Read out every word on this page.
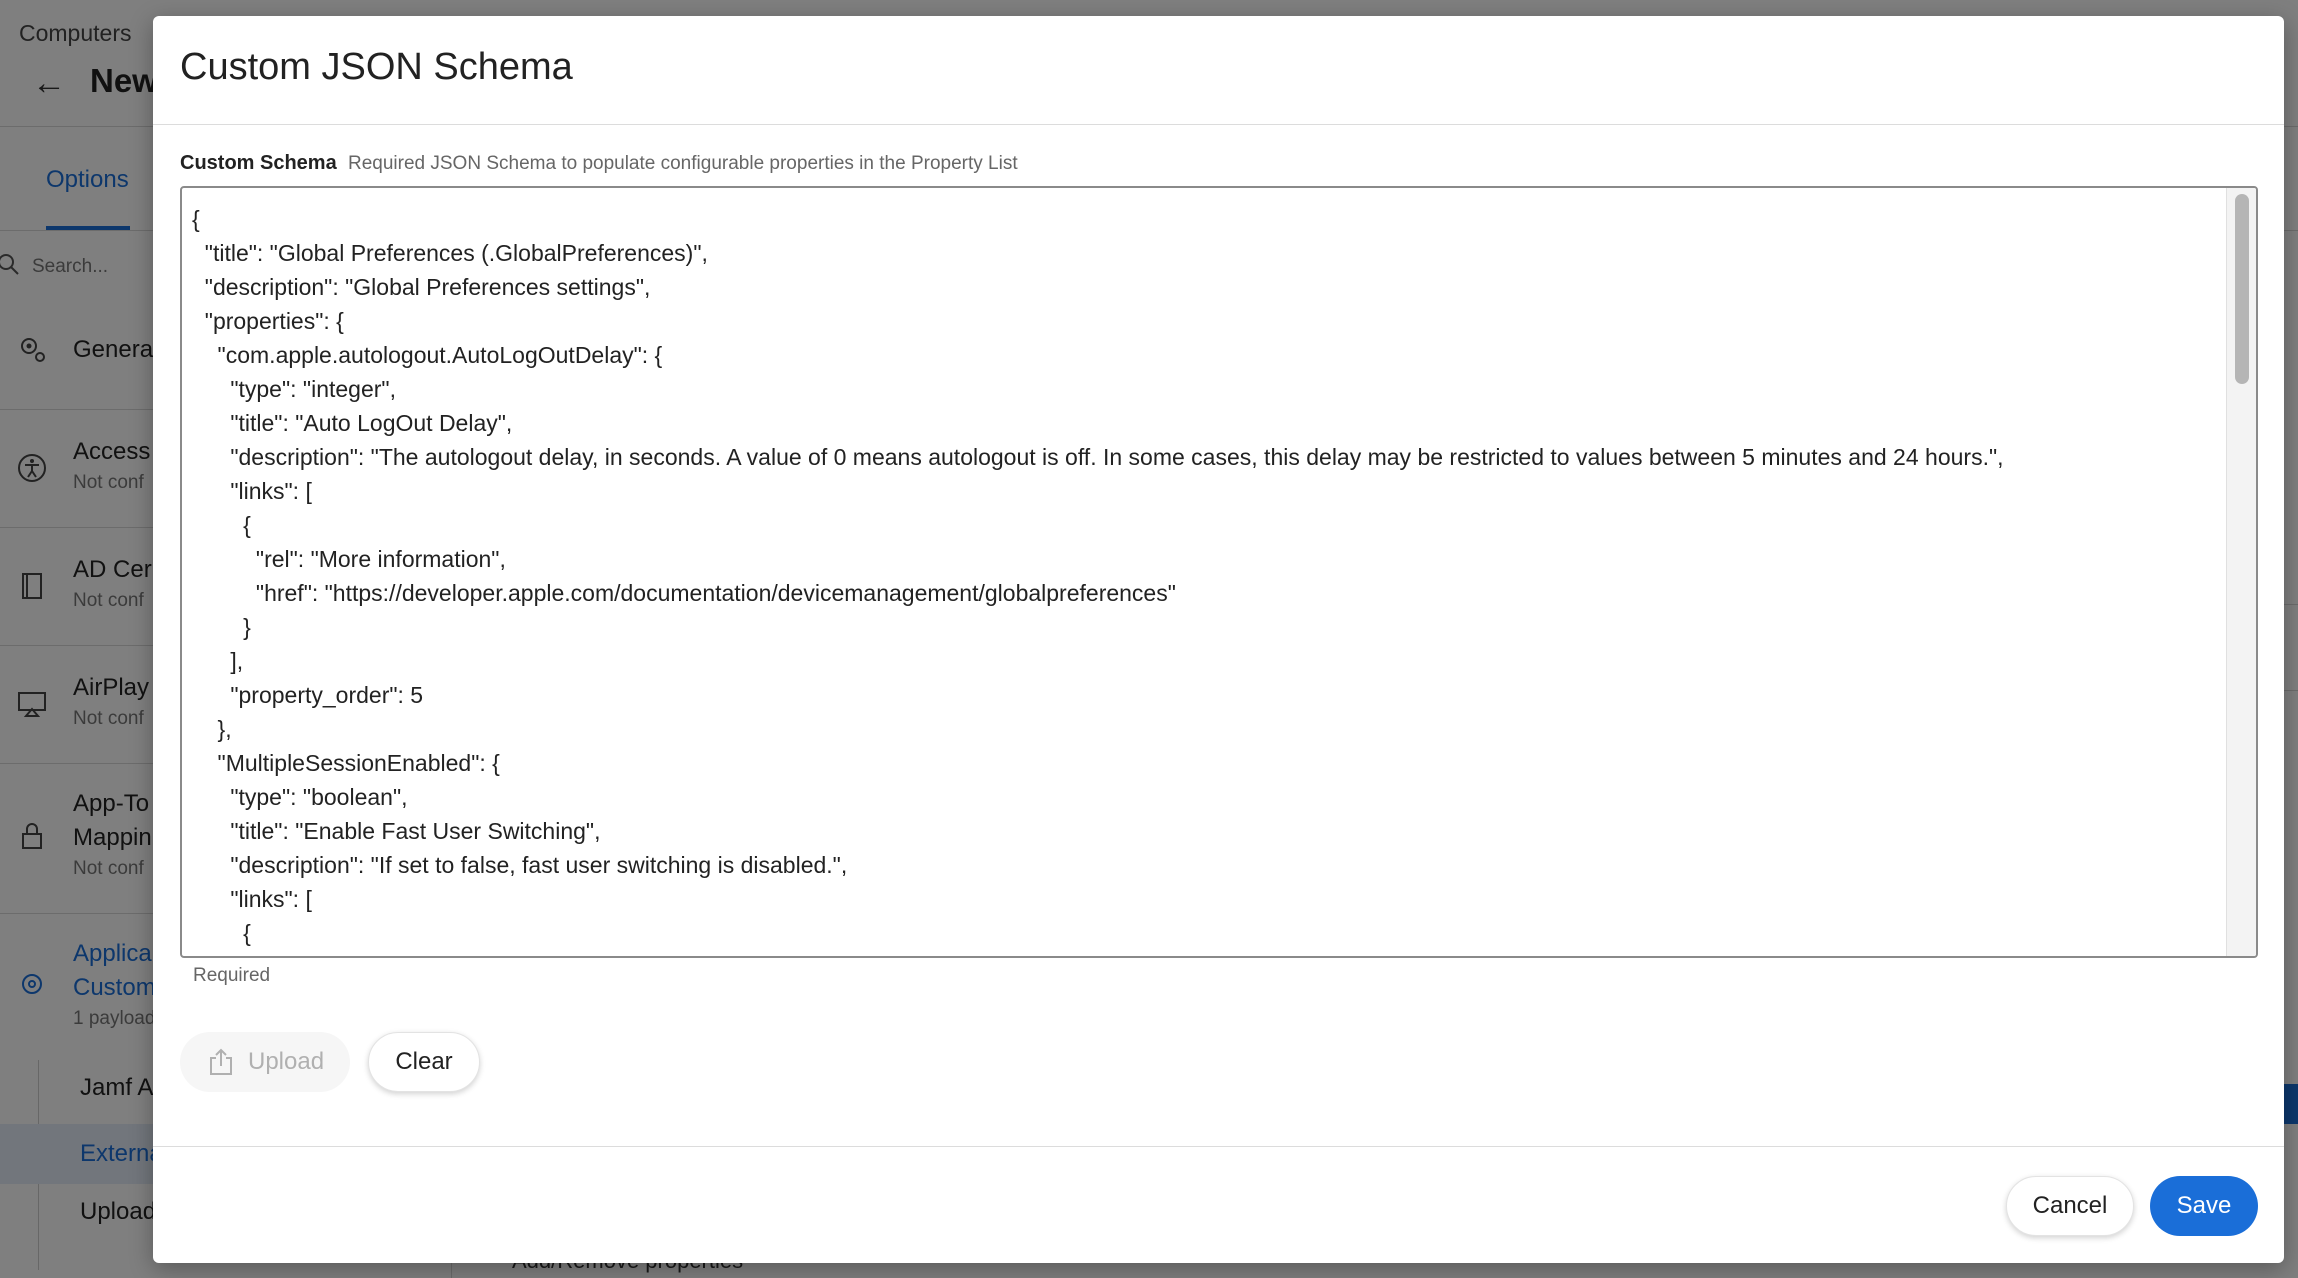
Custom JSON Schema
Custom Schema Required JSON Schema to populate configurable properties in the Property List
{
"title": "Global Preferences (.GlobalPreferences)",
"description": "Global Preferences settings",
"properties": {
"com.apple.autologout.AutoLogOutDelay": {
"type": "integer",
"title": "Auto LogOut Delay",
"description": "The autologout delay, in seconds. A value of 0 means autologout is off. In some cases, this delay may be restricted to values between 5 minutes and 24 hours.",
"links": [
{
"rel": "More information",
"href": "https://developer.apple.com/documentation/devicemanagement/globalpreferences"
}
],
"property_order": 5
},
"MultipleSessionEnabled": {
"type": "boolean",
"title": "Enable Fast User Switching",
"description": "If set to false, fast user switching is disabled.",
"links": [
{
Required
Upload	Clear
Cancel	Save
● ● ● ● ● ● ●
What the exercise asks:
Reproduce the material in full, word for word, and omit the pictures.

Exercise answer:
Read out every word on this page.
Custom JSON Schema
Custom Schema Required JSON Schema to populate configurable properties in the Property List
{
"title": "Global Preferences (.GlobalPreferences)",
"description": "Global Preferences settings",
"properties": {
"com.apple.autologout.AutoLogOutDelay": {
"type": "integer",
"title": "Auto LogOut Delay",
"description": "The autologout delay, in seconds. A value of 0 means autologout is off. In some cases, this delay may be restricted to values between 5 minutes and 24 hours.",
"links": [
{
"rel": "More information",
"href": "https://developer.apple.com/documentation/devicemanagement/globalpreferences"
}
],
"property_order": 5
},
"MultipleSessionEnabled": {
"type": "boolean",
"title": "Enable Fast User Switching",
"description": "If set to false, fast user switching is disabled.",
"links": [
{
Required
Upload	Clear
Cancel	Save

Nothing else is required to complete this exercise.